* Provided data:

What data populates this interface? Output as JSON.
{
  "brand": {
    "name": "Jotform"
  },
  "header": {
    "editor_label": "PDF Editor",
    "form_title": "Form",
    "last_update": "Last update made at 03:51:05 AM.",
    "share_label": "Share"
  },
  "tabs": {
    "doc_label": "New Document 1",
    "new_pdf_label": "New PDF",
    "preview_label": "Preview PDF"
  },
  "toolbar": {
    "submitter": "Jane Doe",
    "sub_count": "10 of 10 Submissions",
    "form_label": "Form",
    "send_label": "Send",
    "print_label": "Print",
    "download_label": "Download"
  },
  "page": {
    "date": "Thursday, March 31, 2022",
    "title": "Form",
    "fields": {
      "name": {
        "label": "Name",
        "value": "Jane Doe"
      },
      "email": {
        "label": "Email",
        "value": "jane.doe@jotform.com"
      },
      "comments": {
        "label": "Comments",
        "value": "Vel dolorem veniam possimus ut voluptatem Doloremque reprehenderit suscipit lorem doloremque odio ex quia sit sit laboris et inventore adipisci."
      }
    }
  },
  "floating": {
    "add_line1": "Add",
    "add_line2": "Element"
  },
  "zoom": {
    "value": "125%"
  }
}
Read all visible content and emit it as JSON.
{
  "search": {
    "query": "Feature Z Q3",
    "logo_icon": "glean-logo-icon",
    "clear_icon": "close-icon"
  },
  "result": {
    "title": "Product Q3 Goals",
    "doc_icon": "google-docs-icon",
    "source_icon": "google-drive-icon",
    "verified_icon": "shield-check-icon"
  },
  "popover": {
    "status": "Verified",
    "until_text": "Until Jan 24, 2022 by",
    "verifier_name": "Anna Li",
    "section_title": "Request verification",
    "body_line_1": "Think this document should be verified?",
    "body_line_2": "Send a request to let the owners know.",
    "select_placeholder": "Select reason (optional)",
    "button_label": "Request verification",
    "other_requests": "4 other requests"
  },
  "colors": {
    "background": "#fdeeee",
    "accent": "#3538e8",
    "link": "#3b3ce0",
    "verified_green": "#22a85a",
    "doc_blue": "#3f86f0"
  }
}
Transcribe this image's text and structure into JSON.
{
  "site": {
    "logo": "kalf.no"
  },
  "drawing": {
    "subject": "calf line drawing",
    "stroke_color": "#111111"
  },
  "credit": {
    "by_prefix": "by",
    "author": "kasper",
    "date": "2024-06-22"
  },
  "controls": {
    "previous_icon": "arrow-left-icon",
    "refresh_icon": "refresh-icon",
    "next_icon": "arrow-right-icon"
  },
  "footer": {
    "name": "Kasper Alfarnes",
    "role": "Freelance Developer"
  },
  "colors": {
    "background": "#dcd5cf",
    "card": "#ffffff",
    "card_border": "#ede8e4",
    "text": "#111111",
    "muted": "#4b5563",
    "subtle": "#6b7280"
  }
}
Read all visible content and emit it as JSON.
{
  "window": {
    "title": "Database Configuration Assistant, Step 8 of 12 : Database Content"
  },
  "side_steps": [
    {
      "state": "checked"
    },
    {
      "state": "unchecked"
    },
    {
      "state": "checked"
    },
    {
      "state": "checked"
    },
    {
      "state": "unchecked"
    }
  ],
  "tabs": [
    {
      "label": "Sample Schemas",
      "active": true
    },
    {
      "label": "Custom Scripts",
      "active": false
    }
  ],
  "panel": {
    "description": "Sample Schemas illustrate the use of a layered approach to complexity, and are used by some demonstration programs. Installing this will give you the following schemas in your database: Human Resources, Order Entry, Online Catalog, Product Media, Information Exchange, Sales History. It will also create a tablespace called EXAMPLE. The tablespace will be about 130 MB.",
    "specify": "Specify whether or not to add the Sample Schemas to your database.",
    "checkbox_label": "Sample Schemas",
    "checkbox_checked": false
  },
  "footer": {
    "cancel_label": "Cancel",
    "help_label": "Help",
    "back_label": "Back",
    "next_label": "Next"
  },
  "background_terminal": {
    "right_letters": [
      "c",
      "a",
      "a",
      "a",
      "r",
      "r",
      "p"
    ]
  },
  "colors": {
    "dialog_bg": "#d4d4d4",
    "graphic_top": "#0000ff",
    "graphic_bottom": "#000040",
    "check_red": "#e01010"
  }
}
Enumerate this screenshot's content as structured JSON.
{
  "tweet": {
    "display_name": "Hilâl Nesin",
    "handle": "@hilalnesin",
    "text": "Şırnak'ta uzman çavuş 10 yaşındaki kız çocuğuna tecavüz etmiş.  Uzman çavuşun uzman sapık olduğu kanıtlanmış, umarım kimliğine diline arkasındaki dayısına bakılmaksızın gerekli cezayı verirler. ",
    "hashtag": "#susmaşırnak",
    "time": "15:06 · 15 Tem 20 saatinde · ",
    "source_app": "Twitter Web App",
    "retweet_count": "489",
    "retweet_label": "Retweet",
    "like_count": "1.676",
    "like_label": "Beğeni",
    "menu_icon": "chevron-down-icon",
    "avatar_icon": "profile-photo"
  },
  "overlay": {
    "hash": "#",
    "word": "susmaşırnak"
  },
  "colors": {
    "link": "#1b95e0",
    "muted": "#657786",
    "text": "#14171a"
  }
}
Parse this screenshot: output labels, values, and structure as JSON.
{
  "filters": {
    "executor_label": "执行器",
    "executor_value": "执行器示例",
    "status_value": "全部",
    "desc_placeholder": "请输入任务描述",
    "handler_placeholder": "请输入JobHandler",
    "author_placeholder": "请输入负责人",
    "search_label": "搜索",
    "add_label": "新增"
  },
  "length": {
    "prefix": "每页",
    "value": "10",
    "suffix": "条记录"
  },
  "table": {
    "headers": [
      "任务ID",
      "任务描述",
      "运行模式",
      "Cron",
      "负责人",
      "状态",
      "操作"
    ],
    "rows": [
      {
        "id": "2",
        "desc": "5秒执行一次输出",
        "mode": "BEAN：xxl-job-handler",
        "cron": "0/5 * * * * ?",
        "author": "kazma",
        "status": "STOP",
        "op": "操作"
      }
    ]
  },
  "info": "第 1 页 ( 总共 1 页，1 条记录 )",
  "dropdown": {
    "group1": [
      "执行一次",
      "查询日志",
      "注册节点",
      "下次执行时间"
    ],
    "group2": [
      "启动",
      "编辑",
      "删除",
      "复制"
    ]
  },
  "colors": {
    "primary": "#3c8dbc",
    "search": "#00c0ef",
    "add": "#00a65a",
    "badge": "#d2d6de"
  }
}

* The problem: Output all of the data again, exactly.

* Response:
What data populates this interface? Output as JSON.
{
  "brand": {
    "name": "Jotform"
  },
  "header": {
    "editor_label": "PDF Editor",
    "form_title": "Form",
    "last_update": "Last update made at 03:51:05 AM.",
    "share_label": "Share"
  },
  "tabs": {
    "doc_label": "New Document 1",
    "new_pdf_label": "New PDF",
    "preview_label": "Preview PDF"
  },
  "toolbar": {
    "submitter": "Jane Doe",
    "sub_count": "10 of 10 Submissions",
    "form_label": "Form",
    "send_label": "Send",
    "print_label": "Print",
    "download_label": "Download"
  },
  "page": {
    "date": "Thursday, March 31, 2022",
    "title": "Form",
    "fields": {
      "name": {
        "label": "Name",
        "value": "Jane Doe"
      },
      "email": {
        "label": "Email",
        "value": "jane.doe@jotform.com"
      },
      "comments": {
        "label": "Comments",
        "value": "Vel dolorem veniam possimus ut voluptatem Doloremque reprehenderit suscipit lorem doloremque odio ex quia sit sit laboris et inventore adipisci."
      }
    }
  },
  "floating": {
    "add_line1": "Add",
    "add_line2": "Element"
  },
  "zoom": {
    "value": "125%"
  }
}
Read all visible content and emit it as JSON.
{
  "search": {
    "query": "Feature Z Q3",
    "logo_icon": "glean-logo-icon",
    "clear_icon": "close-icon"
  },
  "result": {
    "title": "Product Q3 Goals",
    "doc_icon": "google-docs-icon",
    "source_icon": "google-drive-icon",
    "verified_icon": "shield-check-icon"
  },
  "popover": {
    "status": "Verified",
    "until_text": "Until Jan 24, 2022 by",
    "verifier_name": "Anna Li",
    "section_title": "Request verification",
    "body_line_1": "Think this document should be verified?",
    "body_line_2": "Send a request to let the owners know.",
    "select_placeholder": "Select reason (optional)",
    "button_label": "Request verification",
    "other_requests": "4 other requests"
  },
  "colors": {
    "background": "#fdeeee",
    "accent": "#3538e8",
    "link": "#3b3ce0",
    "verified_green": "#22a85a",
    "doc_blue": "#3f86f0"
  }
}
Transcribe this image's text and structure into JSON.
{
  "site": {
    "logo": "kalf.no"
  },
  "drawing": {
    "subject": "calf line drawing",
    "stroke_color": "#111111"
  },
  "credit": {
    "by_prefix": "by",
    "author": "kasper",
    "date": "2024-06-22"
  },
  "controls": {
    "previous_icon": "arrow-left-icon",
    "refresh_icon": "refresh-icon",
    "next_icon": "arrow-right-icon"
  },
  "footer": {
    "name": "Kasper Alfarnes",
    "role": "Freelance Developer"
  },
  "colors": {
    "background": "#dcd5cf",
    "card": "#ffffff",
    "card_border": "#ede8e4",
    "text": "#111111",
    "muted": "#4b5563",
    "subtle": "#6b7280"
  }
}
Read all visible content and emit it as JSON.
{
  "window": {
    "title": "Database Configuration Assistant, Step 8 of 12 : Database Content"
  },
  "side_steps": [
    {
      "state": "checked"
    },
    {
      "state": "unchecked"
    },
    {
      "state": "checked"
    },
    {
      "state": "checked"
    },
    {
      "state": "unchecked"
    }
  ],
  "tabs": [
    {
      "label": "Sample Schemas",
      "active": true
    },
    {
      "label": "Custom Scripts",
      "active": false
    }
  ],
  "panel": {
    "description": "Sample Schemas illustrate the use of a layered approach to complexity, and are used by some demonstration programs. Installing this will give you the following schemas in your database: Human Resources, Order Entry, Online Catalog, Product Media, Information Exchange, Sales History. It will also create a tablespace called EXAMPLE. The tablespace will be about 130 MB.",
    "specify": "Specify whether or not to add the Sample Schemas to your database.",
    "checkbox_label": "Sample Schemas",
    "checkbox_checked": false
  },
  "footer": {
    "cancel_label": "Cancel",
    "help_label": "Help",
    "back_label": "Back",
    "next_label": "Next"
  },
  "background_terminal": {
    "right_letters": [
      "c",
      "a",
      "a",
      "a",
      "r",
      "r",
      "p"
    ]
  },
  "colors": {
    "dialog_bg": "#d4d4d4",
    "graphic_top": "#0000ff",
    "graphic_bottom": "#000040",
    "check_red": "#e01010"
  }
}
Enumerate this screenshot's content as structured JSON.
{
  "tweet": {
    "display_name": "Hilâl Nesin",
    "handle": "@hilalnesin",
    "text": "Şırnak'ta uzman çavuş 10 yaşındaki kız çocuğuna tecavüz etmiş.  Uzman çavuşun uzman sapık olduğu kanıtlanmış, umarım kimliğine diline arkasındaki dayısına bakılmaksızın gerekli cezayı verirler. ",
    "hashtag": "#susmaşırnak",
    "time": "15:06 · 15 Tem 20 saatinde · ",
    "source_app": "Twitter Web App",
    "retweet_count": "489",
    "retweet_label": "Retweet",
    "like_count": "1.676",
    "like_label": "Beğeni",
    "menu_icon": "chevron-down-icon",
    "avatar_icon": "profile-photo"
  },
  "overlay": {
    "hash": "#",
    "word": "susmaşırnak"
  },
  "colors": {
    "link": "#1b95e0",
    "muted": "#657786",
    "text": "#14171a"
  }
}
Parse this screenshot: output labels, values, and structure as JSON.
{
  "filters": {
    "executor_label": "执行器",
    "executor_value": "执行器示例",
    "status_value": "全部",
    "desc_placeholder": "请输入任务描述",
    "handler_placeholder": "请输入JobHandler",
    "author_placeholder": "请输入负责人",
    "search_label": "搜索",
    "add_label": "新增"
  },
  "length": {
    "prefix": "每页",
    "value": "10",
    "suffix": "条记录"
  },
  "table": {
    "headers": [
      "任务ID",
      "任务描述",
      "运行模式",
      "Cron",
      "负责人",
      "状态",
      "操作"
    ],
    "rows": [
      {
        "id": "2",
        "desc": "5秒执行一次输出",
        "mode": "BEAN：xxl-job-handler",
        "cron": "0/5 * * * * ?",
        "author": "kazma",
        "status": "STOP",
        "op": "操作"
      }
    ]
  },
  "info": "第 1 页 ( 总共 1 页，1 条记录 )",
  "dropdown": {
    "group1": [
      "执行一次",
      "查询日志",
      "注册节点",
      "下次执行时间"
    ],
    "group2": [
      "启动",
      "编辑",
      "删除",
      "复制"
    ]
  },
  "colors": {
    "primary": "#3c8dbc",
    "search": "#00c0ef",
    "add": "#00a65a",
    "badge": "#d2d6de"
  }
}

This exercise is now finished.